== TASK DATA ==

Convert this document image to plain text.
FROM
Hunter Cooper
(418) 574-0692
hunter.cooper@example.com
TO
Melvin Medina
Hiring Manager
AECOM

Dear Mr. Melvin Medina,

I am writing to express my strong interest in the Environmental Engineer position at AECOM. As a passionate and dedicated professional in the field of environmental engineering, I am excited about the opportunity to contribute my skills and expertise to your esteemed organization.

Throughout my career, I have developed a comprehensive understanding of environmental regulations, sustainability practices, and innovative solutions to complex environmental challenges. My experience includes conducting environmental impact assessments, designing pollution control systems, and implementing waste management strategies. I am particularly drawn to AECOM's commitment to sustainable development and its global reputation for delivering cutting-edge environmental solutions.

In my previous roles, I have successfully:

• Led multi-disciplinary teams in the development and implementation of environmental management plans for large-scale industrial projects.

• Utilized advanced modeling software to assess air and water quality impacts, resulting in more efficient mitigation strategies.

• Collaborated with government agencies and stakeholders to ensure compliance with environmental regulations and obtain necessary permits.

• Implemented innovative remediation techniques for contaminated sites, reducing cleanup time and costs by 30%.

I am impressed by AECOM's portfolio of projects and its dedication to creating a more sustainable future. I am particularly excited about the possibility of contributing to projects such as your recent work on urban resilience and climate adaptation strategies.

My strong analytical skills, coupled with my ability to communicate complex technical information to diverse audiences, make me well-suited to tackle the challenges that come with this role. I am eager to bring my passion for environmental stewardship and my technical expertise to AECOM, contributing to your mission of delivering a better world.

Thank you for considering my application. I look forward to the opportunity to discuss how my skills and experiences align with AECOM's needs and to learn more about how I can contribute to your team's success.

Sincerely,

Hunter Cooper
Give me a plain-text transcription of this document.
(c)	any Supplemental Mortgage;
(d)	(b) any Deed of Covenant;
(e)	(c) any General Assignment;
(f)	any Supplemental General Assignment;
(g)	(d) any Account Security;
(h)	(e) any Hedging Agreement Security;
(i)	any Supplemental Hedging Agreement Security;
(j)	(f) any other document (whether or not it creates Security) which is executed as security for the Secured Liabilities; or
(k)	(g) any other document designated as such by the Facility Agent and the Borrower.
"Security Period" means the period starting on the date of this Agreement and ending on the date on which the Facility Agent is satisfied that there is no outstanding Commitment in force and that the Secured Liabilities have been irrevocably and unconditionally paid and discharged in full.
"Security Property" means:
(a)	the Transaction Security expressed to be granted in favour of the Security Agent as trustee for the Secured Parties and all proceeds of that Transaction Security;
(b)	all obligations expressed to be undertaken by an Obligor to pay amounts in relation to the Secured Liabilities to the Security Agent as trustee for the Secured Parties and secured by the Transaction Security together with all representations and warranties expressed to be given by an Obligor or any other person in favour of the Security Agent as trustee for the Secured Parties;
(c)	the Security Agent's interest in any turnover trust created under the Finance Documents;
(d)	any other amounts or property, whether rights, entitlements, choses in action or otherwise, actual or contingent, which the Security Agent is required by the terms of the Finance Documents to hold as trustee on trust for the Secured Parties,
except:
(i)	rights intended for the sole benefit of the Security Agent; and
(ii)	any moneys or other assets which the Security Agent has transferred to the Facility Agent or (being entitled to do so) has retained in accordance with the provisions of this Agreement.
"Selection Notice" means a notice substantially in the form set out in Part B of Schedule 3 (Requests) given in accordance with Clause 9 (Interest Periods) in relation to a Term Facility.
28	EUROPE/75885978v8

===

- **SET PROBLEM**
All lines in the data that contain the word "plain" should be copied.

- **ANSWER FOR THE TASK**
Convert this document image to plain text.
Give me a plain-text transcription of this document.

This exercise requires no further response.